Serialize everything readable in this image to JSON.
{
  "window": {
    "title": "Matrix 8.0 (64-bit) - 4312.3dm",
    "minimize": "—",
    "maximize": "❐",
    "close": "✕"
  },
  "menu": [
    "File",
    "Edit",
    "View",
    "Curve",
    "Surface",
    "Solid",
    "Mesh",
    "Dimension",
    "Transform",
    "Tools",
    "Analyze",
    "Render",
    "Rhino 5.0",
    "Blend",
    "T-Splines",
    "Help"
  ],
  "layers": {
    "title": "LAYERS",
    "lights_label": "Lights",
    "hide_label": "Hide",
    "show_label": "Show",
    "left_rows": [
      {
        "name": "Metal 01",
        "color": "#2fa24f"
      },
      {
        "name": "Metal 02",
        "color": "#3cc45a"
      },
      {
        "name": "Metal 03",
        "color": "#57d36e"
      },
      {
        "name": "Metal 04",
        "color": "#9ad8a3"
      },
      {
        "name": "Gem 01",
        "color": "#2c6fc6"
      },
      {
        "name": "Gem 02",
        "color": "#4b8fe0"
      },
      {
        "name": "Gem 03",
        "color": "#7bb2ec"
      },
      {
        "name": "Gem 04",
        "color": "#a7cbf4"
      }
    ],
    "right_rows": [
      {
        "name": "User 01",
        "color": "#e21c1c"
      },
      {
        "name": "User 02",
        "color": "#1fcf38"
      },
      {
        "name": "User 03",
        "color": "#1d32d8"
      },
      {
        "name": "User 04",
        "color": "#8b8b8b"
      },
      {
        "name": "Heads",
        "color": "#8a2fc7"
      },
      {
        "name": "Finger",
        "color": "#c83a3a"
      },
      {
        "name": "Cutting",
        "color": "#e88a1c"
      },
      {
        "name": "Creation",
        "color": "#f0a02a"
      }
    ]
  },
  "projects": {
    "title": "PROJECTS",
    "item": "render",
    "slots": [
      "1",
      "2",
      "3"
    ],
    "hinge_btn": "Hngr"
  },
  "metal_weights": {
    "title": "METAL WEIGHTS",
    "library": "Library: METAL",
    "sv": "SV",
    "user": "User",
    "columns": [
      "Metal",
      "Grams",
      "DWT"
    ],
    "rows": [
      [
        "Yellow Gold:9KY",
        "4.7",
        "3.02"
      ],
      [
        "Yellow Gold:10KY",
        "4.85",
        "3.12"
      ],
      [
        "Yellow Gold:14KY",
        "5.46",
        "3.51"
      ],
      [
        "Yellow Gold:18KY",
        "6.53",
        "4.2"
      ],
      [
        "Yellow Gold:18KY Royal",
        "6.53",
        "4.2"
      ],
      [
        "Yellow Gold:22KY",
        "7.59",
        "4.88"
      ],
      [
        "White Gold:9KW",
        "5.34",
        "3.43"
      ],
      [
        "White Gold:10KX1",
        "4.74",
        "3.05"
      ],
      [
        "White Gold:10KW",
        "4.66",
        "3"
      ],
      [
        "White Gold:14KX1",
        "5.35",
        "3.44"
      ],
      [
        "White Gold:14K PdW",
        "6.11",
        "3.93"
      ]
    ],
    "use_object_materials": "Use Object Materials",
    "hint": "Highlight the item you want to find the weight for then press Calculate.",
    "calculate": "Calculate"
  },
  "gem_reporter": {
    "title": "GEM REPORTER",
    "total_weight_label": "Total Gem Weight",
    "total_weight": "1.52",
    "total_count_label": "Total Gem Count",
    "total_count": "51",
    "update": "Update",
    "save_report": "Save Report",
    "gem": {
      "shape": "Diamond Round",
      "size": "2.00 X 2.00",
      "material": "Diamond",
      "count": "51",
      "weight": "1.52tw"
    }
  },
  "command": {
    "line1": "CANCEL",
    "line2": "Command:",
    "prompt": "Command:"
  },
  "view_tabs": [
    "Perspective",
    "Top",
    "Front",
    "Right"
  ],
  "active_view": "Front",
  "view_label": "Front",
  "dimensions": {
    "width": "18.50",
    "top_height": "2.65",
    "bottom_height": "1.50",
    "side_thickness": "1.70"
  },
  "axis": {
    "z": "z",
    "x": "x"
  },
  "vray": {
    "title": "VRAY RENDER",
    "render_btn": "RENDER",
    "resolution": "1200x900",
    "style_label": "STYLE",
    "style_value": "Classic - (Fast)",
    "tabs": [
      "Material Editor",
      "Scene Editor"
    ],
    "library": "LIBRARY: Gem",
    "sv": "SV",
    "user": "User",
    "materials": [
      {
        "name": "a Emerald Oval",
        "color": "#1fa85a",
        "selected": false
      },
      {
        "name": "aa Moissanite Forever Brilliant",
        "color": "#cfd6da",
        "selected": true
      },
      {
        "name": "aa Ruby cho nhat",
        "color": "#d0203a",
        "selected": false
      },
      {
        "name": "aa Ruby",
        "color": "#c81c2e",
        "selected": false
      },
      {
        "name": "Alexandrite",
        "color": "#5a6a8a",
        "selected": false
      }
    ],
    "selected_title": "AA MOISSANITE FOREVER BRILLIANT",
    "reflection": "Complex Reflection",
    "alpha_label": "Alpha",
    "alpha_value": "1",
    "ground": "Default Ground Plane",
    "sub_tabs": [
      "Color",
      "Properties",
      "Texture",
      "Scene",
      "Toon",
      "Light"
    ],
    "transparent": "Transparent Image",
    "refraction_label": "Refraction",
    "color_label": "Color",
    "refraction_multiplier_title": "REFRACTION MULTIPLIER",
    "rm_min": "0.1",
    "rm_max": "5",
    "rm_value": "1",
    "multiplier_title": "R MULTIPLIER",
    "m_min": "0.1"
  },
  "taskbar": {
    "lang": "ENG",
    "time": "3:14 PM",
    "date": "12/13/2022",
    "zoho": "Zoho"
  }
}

============

Short exercise. Retype the listing above in full, with no alterations.

Response to this task.
Serialize everything readable in this image to JSON.
{
  "window": {
    "title": "Matrix 8.0 (64-bit) - 4312.3dm",
    "minimize": "—",
    "maximize": "❐",
    "close": "✕"
  },
  "menu": [
    "File",
    "Edit",
    "View",
    "Curve",
    "Surface",
    "Solid",
    "Mesh",
    "Dimension",
    "Transform",
    "Tools",
    "Analyze",
    "Render",
    "Rhino 5.0",
    "Blend",
    "T-Splines",
    "Help"
  ],
  "layers": {
    "title": "LAYERS",
    "lights_label": "Lights",
    "hide_label": "Hide",
    "show_label": "Show",
    "left_rows": [
      {
        "name": "Metal 01",
        "color": "#2fa24f"
      },
      {
        "name": "Metal 02",
        "color": "#3cc45a"
      },
      {
        "name": "Metal 03",
        "color": "#57d36e"
      },
      {
        "name": "Metal 04",
        "color": "#9ad8a3"
      },
      {
        "name": "Gem 01",
        "color": "#2c6fc6"
      },
      {
        "name": "Gem 02",
        "color": "#4b8fe0"
      },
      {
        "name": "Gem 03",
        "color": "#7bb2ec"
      },
      {
        "name": "Gem 04",
        "color": "#a7cbf4"
      }
    ],
    "right_rows": [
      {
        "name": "User 01",
        "color": "#e21c1c"
      },
      {
        "name": "User 02",
        "color": "#1fcf38"
      },
      {
        "name": "User 03",
        "color": "#1d32d8"
      },
      {
        "name": "User 04",
        "color": "#8b8b8b"
      },
      {
        "name": "Heads",
        "color": "#8a2fc7"
      },
      {
        "name": "Finger",
        "color": "#c83a3a"
      },
      {
        "name": "Cutting",
        "color": "#e88a1c"
      },
      {
        "name": "Creation",
        "color": "#f0a02a"
      }
    ]
  },
  "projects": {
    "title": "PROJECTS",
    "item": "render",
    "slots": [
      "1",
      "2",
      "3"
    ],
    "hinge_btn": "Hngr"
  },
  "metal_weights": {
    "title": "METAL WEIGHTS",
    "library": "Library: METAL",
    "sv": "SV",
    "user": "User",
    "columns": [
      "Metal",
      "Grams",
      "DWT"
    ],
    "rows": [
      [
        "Yellow Gold:9KY",
        "4.7",
        "3.02"
      ],
      [
        "Yellow Gold:10KY",
        "4.85",
        "3.12"
      ],
      [
        "Yellow Gold:14KY",
        "5.46",
        "3.51"
      ],
      [
        "Yellow Gold:18KY",
        "6.53",
        "4.2"
      ],
      [
        "Yellow Gold:18KY Royal",
        "6.53",
        "4.2"
      ],
      [
        "Yellow Gold:22KY",
        "7.59",
        "4.88"
      ],
      [
        "White Gold:9KW",
        "5.34",
        "3.43"
      ],
      [
        "White Gold:10KX1",
        "4.74",
        "3.05"
      ],
      [
        "White Gold:10KW",
        "4.66",
        "3"
      ],
      [
        "White Gold:14KX1",
        "5.35",
        "3.44"
      ],
      [
        "White Gold:14K PdW",
        "6.11",
        "3.93"
      ]
    ],
    "use_object_materials": "Use Object Materials",
    "hint": "Highlight the item you want to find the weight for then press Calculate.",
    "calculate": "Calculate"
  },
  "gem_reporter": {
    "title": "GEM REPORTER",
    "total_weight_label": "Total Gem Weight",
    "total_weight": "1.52",
    "total_count_label": "Total Gem Count",
    "total_count": "51",
    "update": "Update",
    "save_report": "Save Report",
    "gem": {
      "shape": "Diamond Round",
      "size": "2.00 X 2.00",
      "material": "Diamond",
      "count": "51",
      "weight": "1.52tw"
    }
  },
  "command": {
    "line1": "CANCEL",
    "line2": "Command:",
    "prompt": "Command:"
  },
  "view_tabs": [
    "Perspective",
    "Top",
    "Front",
    "Right"
  ],
  "active_view": "Front",
  "view_label": "Front",
  "dimensions": {
    "width": "18.50",
    "top_height": "2.65",
    "bottom_height": "1.50",
    "side_thickness": "1.70"
  },
  "axis": {
    "z": "z",
    "x": "x"
  },
  "vray": {
    "title": "VRAY RENDER",
    "render_btn": "RENDER",
    "resolution": "1200x900",
    "style_label": "STYLE",
    "style_value": "Classic - (Fast)",
    "tabs": [
      "Material Editor",
      "Scene Editor"
    ],
    "library": "LIBRARY: Gem",
    "sv": "SV",
    "user": "User",
    "materials": [
      {
        "name": "a Emerald Oval",
        "color": "#1fa85a",
        "selected": false
      },
      {
        "name": "aa Moissanite Forever Brilliant",
        "color": "#cfd6da",
        "selected": true
      },
      {
        "name": "aa Ruby cho nhat",
        "color": "#d0203a",
        "selected": false
      },
      {
        "name": "aa Ruby",
        "color": "#c81c2e",
        "selected": false
      },
      {
        "name": "Alexandrite",
        "color": "#5a6a8a",
        "selected": false
      }
    ],
    "selected_title": "AA MOISSANITE FOREVER BRILLIANT",
    "reflection": "Complex Reflection",
    "alpha_label": "Alpha",
    "alpha_value": "1",
    "ground": "Default Ground Plane",
    "sub_tabs": [
      "Color",
      "Properties",
      "Texture",
      "Scene",
      "Toon",
      "Light"
    ],
    "transparent": "Transparent Image",
    "refraction_label": "Refraction",
    "color_label": "Color",
    "refraction_multiplier_title": "REFRACTION MULTIPLIER",
    "rm_min": "0.1",
    "rm_max": "5",
    "rm_value": "1",
    "multiplier_title": "R MULTIPLIER",
    "m_min": "0.1"
  },
  "taskbar": {
    "lang": "ENG",
    "time": "3:14 PM",
    "date": "12/13/2022",
    "zoho": "Zoho"
  }
}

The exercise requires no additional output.